Provided data:
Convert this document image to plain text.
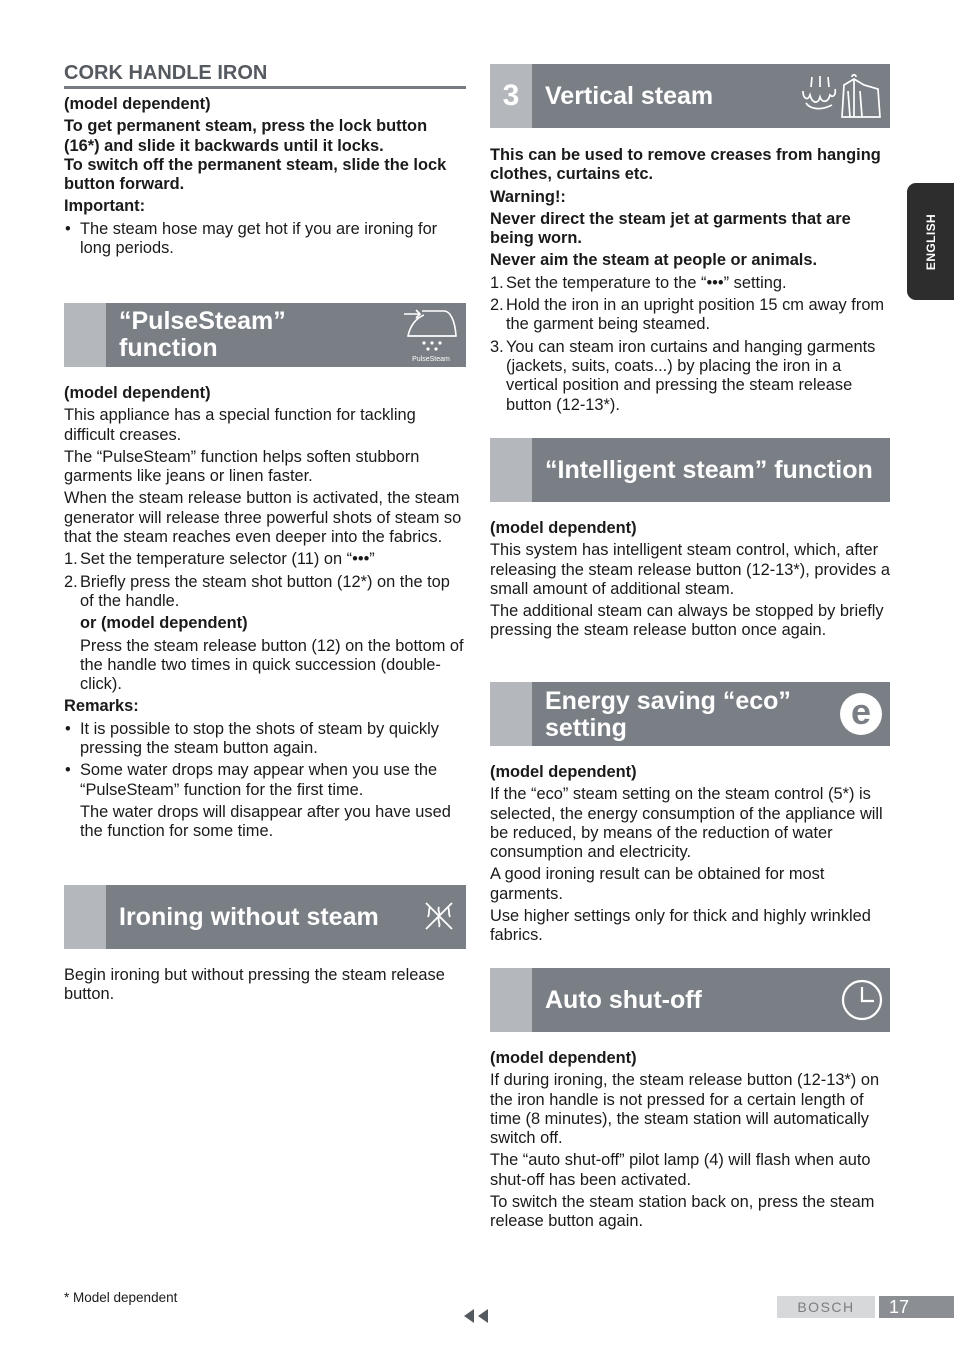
CORK HANDLE IRON

(model dependent)

To get permanent steam, press the lock button (16*) and slide it backwards until it locks.

To switch off the permanent steam, slide the lock button forward.

Important:

• The steam hose may get hot if you are ironing for long periods.
“PulseSteam”
function	PulseSteam

(model dependent)

This appliance has a special function for tackling difficult creases.

The “PulseSteam” function helps soften stubborn garments like jeans or linen faster.

When the steam release button is activated, the steam generator will release three powerful shots of steam so that the steam reaches even deeper into the fabrics.

1. Set the temperature selector (11) on “•••”
2. Briefly press the steam shot button (12*) on the top of the handle.

or (model dependent)

Press the steam release button (12) on the bottom of the handle two times in quick succession (double-click).

Remarks:

• It is possible to stop the shots of steam by quickly pressing the steam button again.
• Some water drops may appear when you use the “PulseSteam” function for the first time.

The water drops will disappear after you have used the function for some time.

Ironing without steam

Begin ironing but without pressing the steam release button.

3	Vertical steam

This can be used to remove creases from hanging clothes, curtains etc.

Warning!:

Never direct the steam jet at garments that are being worn.

Never aim the steam at people or animals.

1. Set the temperature to the “•••” setting.
2. Hold the iron in an upright position 15 cm away from the garment being steamed.
3. You can steam iron curtains and hanging garments (jackets, suits, coats...) by placing the iron in a vertical position and pressing the steam release button (12-13*).
“Intelligent steam” function

(model dependent)

This system has intelligent steam control, which, after releasing the steam release button (12-13*), provides a small amount of additional steam.

The additional steam can always be stopped by briefly pressing the steam release button once again.

Energy saving “eco”
setting	e

(model dependent)

If the “eco” steam setting on the steam control (5*) is selected, the energy consumption of the appliance will be reduced, by means of the reduction of water consumption and electricity.

A good ironing result can be obtained for most garments.

Use higher settings only for thick and highly wrinkled fabrics.

Auto shut-off

(model dependent)

If during ironing, the steam release button (12-13*) on the iron handle is not pressed for a certain length of time (8 minutes), the steam station will automatically switch off.

The “auto shut-off” pilot lamp (4) will flash when auto shut-off has been activated.

To switch the steam station back on, press the steam release button again.

ENGLISH
* Model dependent
BOSCH	17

Aim of the task: Wherever "appliance" shows up in a line, copy that line.

Solution for this problem:
This appliance has a special function for tackling difficult creases.
If the “eco” steam setting on the steam control (5*) is selected, the energy consumption of the appliance will be reduced, by means of the reduction of water consumption and electricity.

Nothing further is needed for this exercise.